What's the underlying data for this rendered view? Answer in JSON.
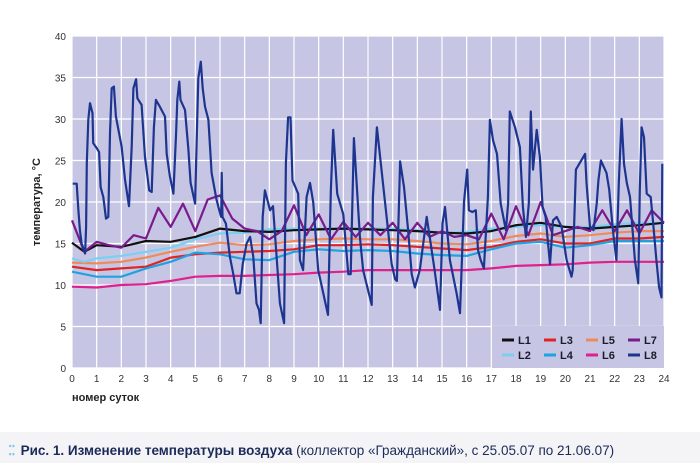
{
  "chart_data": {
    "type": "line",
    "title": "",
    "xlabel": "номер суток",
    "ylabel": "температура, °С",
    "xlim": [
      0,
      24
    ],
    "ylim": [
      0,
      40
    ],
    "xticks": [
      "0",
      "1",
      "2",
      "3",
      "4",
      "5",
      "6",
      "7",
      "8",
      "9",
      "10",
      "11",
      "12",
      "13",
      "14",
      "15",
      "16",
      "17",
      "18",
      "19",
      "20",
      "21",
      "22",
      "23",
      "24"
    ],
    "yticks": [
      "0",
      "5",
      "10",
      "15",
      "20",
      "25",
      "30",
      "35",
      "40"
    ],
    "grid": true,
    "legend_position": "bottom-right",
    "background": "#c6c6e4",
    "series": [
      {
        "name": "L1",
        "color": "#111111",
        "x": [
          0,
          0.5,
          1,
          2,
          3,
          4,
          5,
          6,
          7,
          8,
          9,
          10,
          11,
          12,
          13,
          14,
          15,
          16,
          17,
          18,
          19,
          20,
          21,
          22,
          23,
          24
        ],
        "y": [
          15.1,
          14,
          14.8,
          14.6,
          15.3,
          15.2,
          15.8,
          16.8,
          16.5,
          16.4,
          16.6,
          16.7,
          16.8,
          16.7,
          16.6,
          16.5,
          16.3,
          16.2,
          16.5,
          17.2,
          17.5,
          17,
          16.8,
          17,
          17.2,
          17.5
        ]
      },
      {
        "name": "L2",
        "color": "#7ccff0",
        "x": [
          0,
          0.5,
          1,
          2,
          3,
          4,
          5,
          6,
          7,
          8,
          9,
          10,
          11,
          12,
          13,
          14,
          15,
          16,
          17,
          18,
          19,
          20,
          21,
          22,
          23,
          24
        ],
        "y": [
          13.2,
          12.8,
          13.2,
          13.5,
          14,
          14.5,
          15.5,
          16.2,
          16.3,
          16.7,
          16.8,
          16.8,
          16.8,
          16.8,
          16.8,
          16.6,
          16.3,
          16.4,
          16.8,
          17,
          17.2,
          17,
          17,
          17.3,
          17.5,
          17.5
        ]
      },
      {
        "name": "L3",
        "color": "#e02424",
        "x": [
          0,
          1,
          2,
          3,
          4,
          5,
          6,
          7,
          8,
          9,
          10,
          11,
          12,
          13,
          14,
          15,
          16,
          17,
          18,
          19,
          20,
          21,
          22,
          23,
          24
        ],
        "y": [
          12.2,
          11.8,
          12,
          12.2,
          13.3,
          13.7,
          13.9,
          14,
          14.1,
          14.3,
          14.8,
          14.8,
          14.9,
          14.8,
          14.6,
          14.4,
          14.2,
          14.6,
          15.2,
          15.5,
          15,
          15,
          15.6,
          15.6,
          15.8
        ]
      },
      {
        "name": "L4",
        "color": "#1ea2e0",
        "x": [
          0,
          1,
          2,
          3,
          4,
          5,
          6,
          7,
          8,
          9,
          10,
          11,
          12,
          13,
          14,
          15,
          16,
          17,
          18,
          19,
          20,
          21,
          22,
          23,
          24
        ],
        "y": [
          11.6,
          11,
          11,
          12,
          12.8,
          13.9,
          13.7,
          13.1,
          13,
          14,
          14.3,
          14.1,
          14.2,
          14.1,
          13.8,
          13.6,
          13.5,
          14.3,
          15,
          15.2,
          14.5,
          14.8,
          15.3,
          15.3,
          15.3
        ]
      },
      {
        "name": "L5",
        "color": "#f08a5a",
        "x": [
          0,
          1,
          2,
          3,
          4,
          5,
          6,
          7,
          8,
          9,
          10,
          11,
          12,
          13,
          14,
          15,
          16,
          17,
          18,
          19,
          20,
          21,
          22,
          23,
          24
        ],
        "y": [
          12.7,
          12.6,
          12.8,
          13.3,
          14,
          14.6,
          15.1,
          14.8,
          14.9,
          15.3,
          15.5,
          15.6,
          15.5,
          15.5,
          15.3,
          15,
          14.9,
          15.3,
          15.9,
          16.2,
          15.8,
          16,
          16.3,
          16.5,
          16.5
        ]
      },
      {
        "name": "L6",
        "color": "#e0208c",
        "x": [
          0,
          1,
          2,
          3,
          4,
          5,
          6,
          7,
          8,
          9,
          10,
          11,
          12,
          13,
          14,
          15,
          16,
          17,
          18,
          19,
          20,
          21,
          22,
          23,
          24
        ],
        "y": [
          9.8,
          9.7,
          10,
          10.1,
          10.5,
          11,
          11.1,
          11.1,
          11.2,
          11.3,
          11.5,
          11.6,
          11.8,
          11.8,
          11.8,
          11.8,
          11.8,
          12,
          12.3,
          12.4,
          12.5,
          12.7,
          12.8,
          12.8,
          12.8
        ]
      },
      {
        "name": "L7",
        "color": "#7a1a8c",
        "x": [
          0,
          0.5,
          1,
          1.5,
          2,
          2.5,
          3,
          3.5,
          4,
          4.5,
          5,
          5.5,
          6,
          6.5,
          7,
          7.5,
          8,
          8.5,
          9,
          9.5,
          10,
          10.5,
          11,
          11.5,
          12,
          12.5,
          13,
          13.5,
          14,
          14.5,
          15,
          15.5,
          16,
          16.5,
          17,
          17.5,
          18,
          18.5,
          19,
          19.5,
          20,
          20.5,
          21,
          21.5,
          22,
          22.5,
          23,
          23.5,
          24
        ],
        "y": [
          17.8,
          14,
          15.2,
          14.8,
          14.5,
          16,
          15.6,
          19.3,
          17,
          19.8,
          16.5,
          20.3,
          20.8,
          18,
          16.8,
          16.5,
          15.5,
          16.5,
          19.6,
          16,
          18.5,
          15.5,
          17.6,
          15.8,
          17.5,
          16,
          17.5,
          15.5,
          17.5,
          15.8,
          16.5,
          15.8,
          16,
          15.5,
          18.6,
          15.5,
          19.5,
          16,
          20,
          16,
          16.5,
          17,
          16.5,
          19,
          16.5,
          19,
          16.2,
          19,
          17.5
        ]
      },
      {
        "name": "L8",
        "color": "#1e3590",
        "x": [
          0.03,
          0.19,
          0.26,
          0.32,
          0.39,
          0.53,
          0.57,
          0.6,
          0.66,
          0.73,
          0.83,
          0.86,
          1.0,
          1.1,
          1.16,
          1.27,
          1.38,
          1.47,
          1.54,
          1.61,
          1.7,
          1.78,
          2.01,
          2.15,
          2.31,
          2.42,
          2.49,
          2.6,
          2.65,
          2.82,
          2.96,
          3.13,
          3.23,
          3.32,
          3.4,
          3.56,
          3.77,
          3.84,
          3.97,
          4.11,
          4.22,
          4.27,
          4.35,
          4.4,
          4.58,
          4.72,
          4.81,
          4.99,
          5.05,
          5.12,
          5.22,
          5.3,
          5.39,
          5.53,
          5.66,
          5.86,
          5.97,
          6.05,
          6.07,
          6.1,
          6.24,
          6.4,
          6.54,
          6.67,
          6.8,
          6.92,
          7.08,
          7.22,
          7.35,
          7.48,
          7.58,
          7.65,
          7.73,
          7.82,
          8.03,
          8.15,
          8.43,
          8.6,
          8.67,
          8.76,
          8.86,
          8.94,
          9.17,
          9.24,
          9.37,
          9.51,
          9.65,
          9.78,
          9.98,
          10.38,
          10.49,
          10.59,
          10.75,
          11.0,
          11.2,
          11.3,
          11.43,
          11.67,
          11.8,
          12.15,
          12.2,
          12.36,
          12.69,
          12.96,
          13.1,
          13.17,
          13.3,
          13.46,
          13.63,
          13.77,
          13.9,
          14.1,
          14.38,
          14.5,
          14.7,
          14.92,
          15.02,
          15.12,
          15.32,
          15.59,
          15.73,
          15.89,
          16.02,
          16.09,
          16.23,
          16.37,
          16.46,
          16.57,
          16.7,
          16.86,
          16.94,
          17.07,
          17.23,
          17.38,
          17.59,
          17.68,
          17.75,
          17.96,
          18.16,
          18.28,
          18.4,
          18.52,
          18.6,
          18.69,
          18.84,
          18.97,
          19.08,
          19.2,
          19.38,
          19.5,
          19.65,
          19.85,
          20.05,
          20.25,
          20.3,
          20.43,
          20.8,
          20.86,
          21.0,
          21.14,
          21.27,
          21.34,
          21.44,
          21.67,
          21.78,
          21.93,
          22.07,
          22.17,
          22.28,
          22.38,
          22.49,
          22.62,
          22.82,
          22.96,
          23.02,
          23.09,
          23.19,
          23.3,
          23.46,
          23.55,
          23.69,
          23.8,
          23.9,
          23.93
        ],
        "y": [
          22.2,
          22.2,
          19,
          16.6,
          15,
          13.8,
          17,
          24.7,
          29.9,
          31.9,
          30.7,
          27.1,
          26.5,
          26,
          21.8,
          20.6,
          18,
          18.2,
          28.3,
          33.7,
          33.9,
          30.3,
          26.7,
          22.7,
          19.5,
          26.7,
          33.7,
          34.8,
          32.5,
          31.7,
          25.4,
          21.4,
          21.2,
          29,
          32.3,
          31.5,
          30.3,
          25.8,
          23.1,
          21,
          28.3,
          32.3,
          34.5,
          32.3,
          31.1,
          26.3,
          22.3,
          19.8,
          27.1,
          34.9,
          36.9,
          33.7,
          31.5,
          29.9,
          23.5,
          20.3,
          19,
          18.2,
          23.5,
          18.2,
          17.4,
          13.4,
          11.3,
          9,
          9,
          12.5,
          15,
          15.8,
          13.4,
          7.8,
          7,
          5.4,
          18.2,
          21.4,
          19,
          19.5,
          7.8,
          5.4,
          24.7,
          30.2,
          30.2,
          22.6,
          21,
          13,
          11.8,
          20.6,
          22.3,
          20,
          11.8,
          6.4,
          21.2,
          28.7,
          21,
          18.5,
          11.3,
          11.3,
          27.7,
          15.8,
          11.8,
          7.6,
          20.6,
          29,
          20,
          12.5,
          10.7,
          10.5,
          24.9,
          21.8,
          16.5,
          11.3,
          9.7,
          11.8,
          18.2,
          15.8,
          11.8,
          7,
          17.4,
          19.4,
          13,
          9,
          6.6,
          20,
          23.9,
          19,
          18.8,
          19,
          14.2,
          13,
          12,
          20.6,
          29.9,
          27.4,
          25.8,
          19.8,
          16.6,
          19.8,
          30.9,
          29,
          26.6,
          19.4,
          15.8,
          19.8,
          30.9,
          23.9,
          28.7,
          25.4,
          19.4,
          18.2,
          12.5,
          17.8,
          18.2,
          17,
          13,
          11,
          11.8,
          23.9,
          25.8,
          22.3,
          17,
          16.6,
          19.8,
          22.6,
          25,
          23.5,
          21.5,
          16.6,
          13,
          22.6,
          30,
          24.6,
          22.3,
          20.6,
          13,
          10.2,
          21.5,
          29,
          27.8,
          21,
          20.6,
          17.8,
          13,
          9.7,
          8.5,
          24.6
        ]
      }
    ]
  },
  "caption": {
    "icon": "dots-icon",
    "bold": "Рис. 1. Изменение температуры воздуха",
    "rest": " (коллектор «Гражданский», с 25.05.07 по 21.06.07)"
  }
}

-----

→ PROBLEM: Look through the entries and work out how many lines have the word "color" in them; reply with that number only.

→ OUTPUT OF THE TASK: 8